:: Task directions ::
Filter the data below, copying out each line that contains the string "Ribbon".

:: Records to process ::
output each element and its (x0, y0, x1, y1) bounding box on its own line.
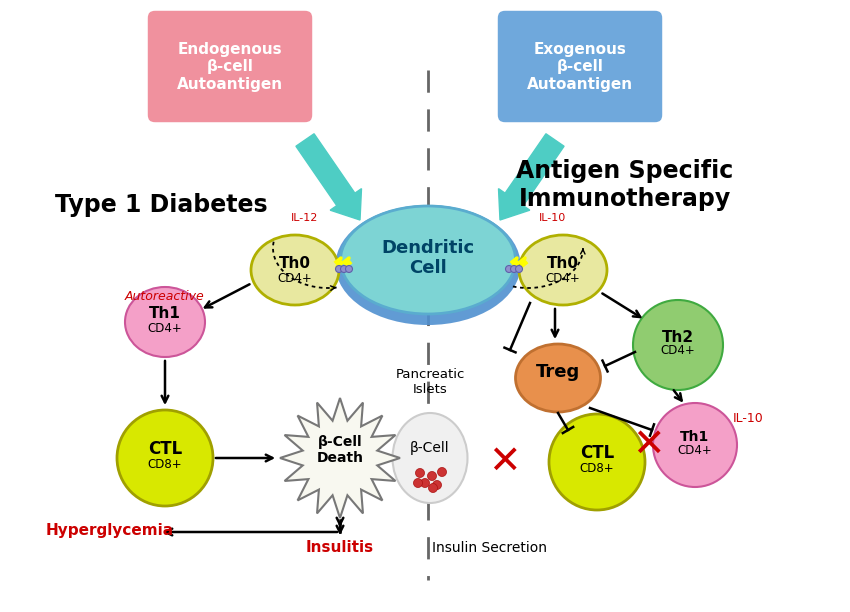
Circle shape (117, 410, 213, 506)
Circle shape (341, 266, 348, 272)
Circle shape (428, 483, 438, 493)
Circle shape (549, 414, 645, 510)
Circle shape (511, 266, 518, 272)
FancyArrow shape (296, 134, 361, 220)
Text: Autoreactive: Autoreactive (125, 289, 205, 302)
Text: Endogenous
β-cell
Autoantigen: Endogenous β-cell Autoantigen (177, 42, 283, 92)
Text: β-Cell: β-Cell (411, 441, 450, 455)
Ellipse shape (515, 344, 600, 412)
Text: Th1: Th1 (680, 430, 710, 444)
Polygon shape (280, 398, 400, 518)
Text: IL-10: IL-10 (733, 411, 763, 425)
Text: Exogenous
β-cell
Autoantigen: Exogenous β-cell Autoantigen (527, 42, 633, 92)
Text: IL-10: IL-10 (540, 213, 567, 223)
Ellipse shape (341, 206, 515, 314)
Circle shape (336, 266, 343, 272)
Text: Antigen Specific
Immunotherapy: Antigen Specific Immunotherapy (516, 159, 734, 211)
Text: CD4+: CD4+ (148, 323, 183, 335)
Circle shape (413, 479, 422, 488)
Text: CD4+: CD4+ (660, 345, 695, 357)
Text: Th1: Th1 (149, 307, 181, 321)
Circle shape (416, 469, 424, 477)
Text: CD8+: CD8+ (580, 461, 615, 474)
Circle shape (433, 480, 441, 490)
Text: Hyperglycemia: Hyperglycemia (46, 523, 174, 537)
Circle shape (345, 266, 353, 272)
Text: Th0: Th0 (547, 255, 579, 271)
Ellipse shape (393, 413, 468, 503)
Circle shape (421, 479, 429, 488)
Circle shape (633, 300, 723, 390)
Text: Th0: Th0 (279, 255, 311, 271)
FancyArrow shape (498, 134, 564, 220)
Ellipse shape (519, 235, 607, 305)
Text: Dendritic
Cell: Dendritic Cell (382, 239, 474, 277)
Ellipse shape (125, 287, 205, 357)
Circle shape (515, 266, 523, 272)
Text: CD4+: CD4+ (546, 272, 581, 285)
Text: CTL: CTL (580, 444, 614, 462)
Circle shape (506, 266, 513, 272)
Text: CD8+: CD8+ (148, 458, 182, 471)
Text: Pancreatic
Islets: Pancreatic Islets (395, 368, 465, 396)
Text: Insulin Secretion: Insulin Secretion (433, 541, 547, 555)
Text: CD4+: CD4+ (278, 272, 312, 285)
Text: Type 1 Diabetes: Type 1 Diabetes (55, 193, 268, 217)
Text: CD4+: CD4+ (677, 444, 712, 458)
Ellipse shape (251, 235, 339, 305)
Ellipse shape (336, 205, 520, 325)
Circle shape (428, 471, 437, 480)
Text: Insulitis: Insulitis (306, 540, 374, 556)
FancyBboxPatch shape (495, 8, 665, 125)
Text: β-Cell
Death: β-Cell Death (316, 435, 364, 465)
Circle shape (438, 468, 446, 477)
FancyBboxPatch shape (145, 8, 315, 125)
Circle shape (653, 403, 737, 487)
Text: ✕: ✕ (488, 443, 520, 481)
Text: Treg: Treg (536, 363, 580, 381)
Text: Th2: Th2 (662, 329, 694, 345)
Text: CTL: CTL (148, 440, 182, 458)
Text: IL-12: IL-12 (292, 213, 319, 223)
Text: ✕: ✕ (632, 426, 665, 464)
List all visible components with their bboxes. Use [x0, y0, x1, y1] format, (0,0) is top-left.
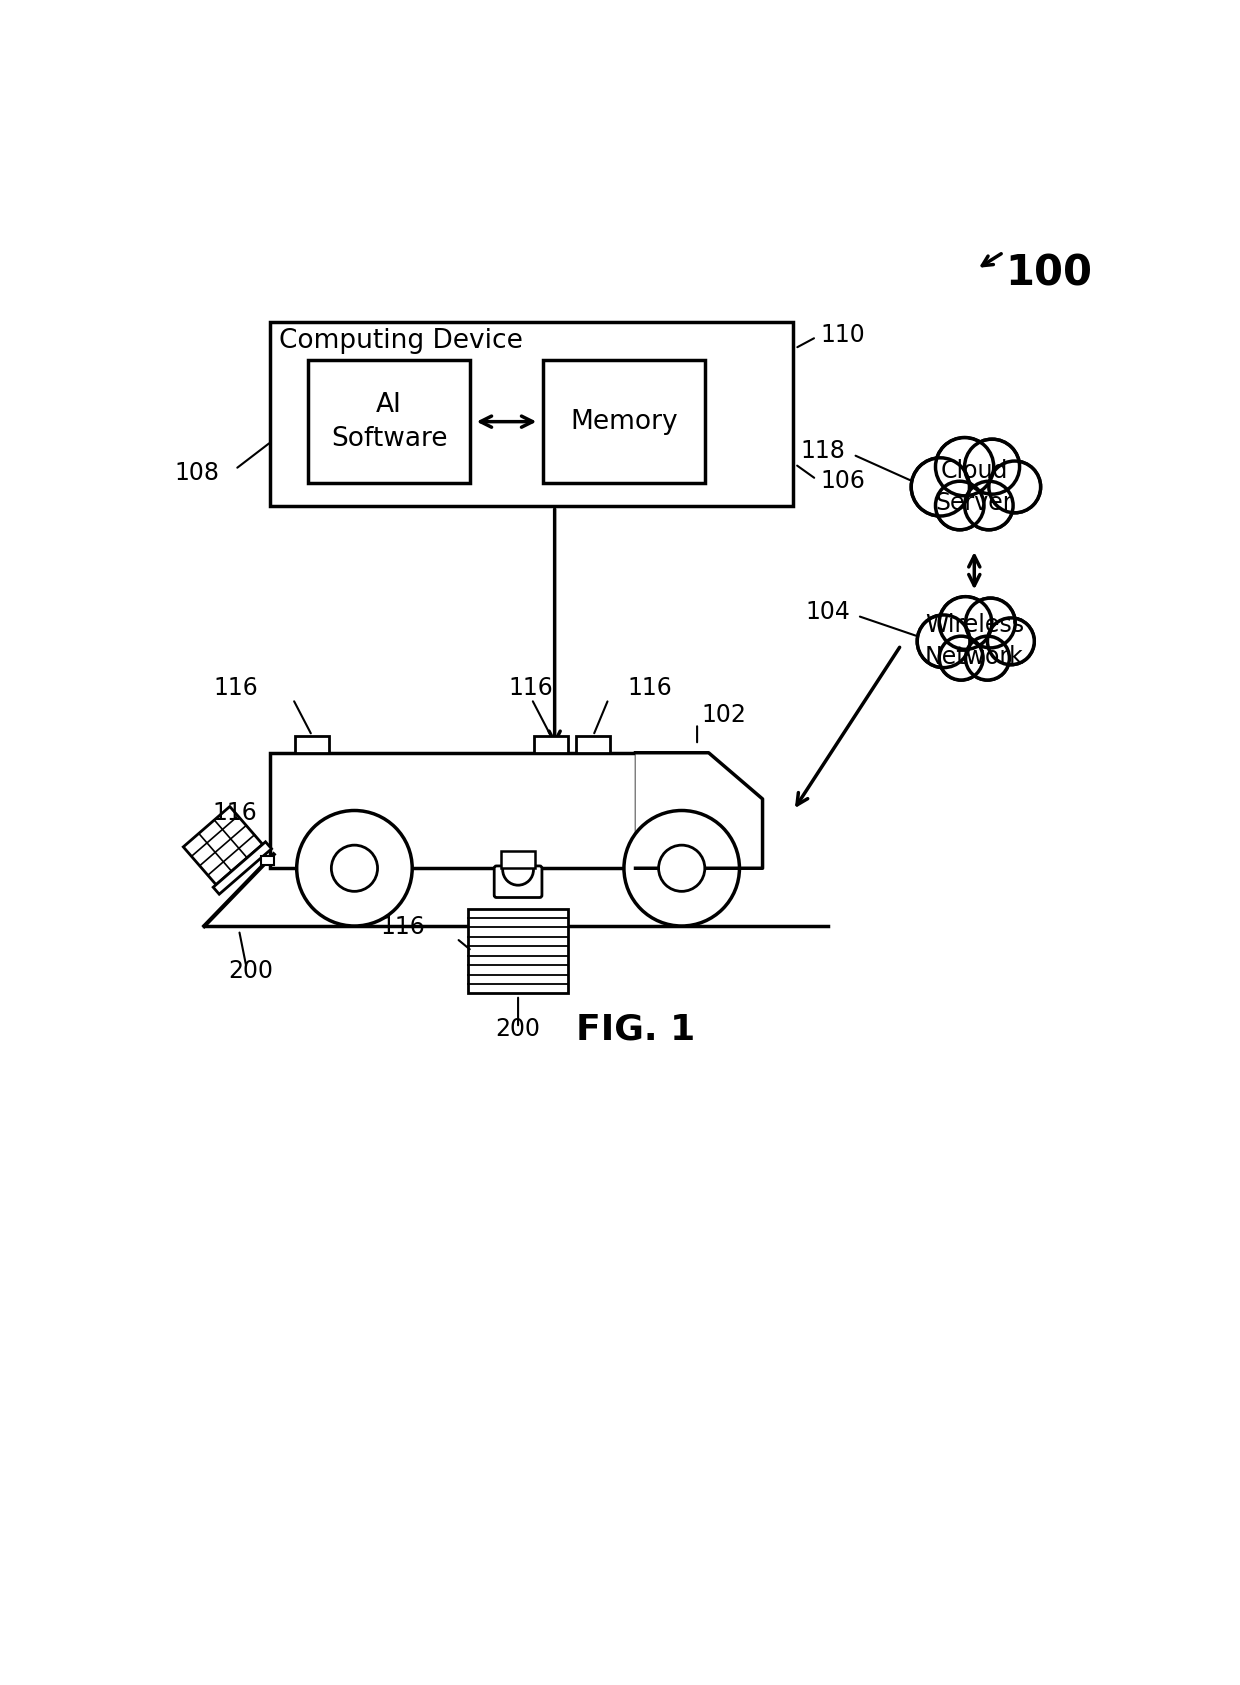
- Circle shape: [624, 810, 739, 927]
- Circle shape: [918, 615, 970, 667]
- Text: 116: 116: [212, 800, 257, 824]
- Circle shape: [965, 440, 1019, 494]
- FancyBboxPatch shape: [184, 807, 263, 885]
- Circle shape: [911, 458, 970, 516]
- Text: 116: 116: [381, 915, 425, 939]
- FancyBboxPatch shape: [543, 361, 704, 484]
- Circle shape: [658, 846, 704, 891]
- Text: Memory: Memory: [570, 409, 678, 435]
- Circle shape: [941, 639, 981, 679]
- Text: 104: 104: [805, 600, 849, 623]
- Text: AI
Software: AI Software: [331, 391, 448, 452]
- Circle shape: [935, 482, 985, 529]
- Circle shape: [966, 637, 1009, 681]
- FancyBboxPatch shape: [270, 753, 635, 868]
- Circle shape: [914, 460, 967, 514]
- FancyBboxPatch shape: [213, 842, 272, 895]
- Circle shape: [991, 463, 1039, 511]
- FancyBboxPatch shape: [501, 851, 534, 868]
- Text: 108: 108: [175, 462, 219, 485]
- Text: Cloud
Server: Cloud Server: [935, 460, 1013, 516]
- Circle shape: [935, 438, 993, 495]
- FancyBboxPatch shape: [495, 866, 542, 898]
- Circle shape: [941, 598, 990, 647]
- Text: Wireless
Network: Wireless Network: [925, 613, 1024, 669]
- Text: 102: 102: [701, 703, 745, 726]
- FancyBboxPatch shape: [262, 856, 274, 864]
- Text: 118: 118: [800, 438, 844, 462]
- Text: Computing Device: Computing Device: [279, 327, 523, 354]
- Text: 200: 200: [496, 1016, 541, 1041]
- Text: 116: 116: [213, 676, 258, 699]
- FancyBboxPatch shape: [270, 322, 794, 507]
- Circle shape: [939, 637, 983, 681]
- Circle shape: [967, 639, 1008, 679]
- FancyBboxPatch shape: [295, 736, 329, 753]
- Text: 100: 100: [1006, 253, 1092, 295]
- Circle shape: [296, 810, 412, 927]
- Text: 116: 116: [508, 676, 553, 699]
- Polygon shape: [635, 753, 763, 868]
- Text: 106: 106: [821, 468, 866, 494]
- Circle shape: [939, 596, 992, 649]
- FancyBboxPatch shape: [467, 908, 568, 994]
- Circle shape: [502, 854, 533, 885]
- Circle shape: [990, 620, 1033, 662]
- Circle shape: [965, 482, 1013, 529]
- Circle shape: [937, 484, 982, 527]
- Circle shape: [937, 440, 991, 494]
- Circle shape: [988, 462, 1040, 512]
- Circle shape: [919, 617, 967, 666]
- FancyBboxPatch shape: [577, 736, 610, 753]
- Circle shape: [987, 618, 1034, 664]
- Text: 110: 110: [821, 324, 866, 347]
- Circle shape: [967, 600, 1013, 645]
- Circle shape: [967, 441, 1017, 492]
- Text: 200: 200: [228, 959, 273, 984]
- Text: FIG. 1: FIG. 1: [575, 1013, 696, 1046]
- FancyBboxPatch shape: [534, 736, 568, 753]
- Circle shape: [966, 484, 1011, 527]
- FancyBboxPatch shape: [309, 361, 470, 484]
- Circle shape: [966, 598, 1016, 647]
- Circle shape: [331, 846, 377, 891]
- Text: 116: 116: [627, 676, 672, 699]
...
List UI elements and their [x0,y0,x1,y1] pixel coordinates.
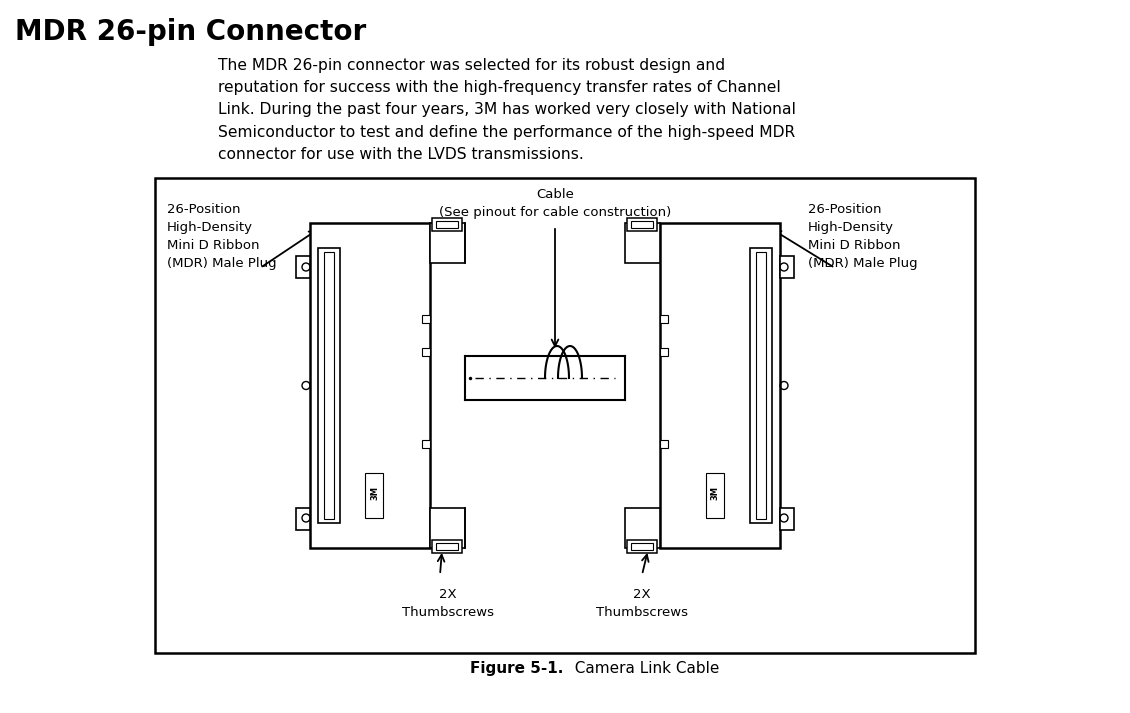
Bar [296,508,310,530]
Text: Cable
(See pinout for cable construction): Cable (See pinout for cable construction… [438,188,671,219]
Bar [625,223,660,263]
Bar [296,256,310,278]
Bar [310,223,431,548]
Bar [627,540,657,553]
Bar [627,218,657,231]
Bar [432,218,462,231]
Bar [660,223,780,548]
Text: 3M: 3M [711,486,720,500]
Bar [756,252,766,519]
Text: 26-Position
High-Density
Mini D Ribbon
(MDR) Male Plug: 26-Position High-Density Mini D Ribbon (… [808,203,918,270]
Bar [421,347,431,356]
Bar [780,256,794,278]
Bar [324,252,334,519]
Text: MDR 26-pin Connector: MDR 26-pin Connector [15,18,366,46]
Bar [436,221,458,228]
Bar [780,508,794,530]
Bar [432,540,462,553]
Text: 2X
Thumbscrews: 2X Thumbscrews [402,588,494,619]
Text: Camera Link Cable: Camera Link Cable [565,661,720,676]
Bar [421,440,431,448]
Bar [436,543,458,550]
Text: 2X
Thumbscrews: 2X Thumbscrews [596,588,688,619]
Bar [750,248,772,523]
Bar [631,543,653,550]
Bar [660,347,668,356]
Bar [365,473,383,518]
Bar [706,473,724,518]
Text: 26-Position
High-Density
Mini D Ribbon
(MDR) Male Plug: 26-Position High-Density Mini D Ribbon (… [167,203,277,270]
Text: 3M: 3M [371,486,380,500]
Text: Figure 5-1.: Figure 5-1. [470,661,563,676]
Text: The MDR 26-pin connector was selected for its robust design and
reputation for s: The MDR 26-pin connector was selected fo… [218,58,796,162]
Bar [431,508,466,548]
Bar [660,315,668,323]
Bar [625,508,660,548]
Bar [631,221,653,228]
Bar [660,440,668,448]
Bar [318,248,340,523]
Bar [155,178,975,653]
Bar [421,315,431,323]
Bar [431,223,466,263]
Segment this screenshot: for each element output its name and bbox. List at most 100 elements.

:: Solution for this task ::
Mini D Ribbon
(MDR) Male Plug: 26-Position High-Density Mini D Ribbon (… [808,203,918,270]
Mini D Ribbon
(MDR) Male Plug: 26-Position High-Density Mini D Ribbon (… [167,203,277,270]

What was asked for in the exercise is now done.